» **Task goal**:
Find "What does this" in the records that follow; print that line and each subsequent line through the last one, verbatim and with nothing added.

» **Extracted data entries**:
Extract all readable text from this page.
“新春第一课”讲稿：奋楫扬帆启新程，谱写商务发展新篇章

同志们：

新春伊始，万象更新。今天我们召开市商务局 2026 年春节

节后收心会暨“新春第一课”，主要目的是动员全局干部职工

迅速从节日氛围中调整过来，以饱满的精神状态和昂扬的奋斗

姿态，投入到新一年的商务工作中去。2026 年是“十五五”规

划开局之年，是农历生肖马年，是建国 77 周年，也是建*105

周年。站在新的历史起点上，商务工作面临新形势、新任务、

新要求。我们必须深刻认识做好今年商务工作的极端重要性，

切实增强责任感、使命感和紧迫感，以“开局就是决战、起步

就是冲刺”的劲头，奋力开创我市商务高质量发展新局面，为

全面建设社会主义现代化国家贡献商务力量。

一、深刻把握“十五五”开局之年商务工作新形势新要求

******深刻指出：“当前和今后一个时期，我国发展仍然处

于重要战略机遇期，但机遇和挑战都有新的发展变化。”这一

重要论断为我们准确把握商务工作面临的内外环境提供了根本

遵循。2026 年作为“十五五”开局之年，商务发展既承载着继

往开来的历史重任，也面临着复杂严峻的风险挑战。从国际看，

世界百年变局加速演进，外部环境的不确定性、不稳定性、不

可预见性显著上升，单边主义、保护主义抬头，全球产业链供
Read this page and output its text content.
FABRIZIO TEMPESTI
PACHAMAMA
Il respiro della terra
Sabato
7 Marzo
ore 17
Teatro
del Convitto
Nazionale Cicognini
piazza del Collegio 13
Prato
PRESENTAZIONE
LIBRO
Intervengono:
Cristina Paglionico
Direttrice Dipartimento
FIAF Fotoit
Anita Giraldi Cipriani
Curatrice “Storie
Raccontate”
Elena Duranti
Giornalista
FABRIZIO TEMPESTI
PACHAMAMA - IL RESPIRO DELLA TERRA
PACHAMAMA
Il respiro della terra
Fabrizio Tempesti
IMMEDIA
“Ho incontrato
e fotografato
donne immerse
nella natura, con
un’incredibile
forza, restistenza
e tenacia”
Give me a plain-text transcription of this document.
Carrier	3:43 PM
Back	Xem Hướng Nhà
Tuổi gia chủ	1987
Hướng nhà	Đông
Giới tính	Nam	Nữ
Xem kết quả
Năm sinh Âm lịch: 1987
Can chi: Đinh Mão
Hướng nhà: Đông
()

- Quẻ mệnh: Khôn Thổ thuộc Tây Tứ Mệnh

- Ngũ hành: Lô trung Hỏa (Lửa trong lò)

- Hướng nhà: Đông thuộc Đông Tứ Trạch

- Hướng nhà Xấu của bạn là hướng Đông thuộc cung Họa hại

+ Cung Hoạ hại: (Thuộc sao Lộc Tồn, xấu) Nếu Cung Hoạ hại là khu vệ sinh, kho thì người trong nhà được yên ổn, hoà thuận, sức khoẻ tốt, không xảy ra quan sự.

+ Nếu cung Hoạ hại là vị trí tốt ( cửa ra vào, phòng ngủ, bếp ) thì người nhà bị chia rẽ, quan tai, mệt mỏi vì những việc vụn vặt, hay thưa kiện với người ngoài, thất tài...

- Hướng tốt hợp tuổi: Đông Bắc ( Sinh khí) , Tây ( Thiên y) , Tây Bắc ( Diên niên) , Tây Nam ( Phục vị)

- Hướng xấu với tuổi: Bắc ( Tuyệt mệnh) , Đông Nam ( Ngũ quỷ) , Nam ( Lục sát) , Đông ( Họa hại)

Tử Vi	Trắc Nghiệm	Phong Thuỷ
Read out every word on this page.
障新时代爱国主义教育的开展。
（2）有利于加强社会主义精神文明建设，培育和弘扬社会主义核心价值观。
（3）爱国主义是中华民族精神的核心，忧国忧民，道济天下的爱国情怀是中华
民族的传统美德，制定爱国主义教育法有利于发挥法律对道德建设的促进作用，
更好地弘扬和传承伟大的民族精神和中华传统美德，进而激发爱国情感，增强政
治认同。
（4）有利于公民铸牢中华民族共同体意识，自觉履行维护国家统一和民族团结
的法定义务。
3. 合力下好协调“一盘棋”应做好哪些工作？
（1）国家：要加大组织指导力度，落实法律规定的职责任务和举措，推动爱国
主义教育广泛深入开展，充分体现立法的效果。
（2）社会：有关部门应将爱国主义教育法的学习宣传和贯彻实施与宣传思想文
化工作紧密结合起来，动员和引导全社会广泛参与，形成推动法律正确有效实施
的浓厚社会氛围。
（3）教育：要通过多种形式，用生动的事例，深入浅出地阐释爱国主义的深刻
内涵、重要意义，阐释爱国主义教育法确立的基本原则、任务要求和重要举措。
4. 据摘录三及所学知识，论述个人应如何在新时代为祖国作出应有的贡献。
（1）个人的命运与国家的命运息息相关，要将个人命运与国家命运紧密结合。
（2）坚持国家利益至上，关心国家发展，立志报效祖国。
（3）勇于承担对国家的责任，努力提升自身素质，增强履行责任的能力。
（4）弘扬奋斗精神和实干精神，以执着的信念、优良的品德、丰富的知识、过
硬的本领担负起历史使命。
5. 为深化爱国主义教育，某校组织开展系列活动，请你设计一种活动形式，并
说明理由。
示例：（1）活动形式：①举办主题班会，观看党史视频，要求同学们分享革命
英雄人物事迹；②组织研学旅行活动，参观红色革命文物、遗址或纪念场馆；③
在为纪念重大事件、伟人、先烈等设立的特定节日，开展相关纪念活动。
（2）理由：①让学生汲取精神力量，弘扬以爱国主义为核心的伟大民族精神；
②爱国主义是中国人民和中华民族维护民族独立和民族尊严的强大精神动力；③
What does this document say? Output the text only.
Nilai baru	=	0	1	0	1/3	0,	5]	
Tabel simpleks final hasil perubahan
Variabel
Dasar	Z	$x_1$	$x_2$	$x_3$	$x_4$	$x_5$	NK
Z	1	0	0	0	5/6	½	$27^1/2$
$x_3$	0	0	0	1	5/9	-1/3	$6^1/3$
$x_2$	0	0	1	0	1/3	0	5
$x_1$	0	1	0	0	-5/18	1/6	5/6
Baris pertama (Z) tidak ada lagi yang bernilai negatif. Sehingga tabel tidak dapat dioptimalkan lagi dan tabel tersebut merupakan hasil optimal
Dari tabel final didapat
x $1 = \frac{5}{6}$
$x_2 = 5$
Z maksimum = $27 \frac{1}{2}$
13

» **Exercise result**:
What does this document say? Output the text only.
Nilai baru	=	0	1	0	1/3	0,	5]	
Tabel simpleks final hasil perubahan
Variabel
Dasar	Z	$x_1$	$x_2$	$x_3$	$x_4$	$x_5$	NK
Z	1	0	0	0	5/6	½	$27^1/2$
$x_3$	0	0	0	1	5/9	-1/3	$6^1/3$
$x_2$	0	0	1	0	1/3	0	5
$x_1$	0	1	0	0	-5/18	1/6	5/6
Baris pertama (Z) tidak ada lagi yang bernilai negatif. Sehingga tabel tidak dapat dioptimalkan lagi dan tabel tersebut merupakan hasil optimal
Dari tabel final didapat
x $1 = \frac{5}{6}$
$x_2 = 5$
Z maksimum = $27 \frac{1}{2}$
13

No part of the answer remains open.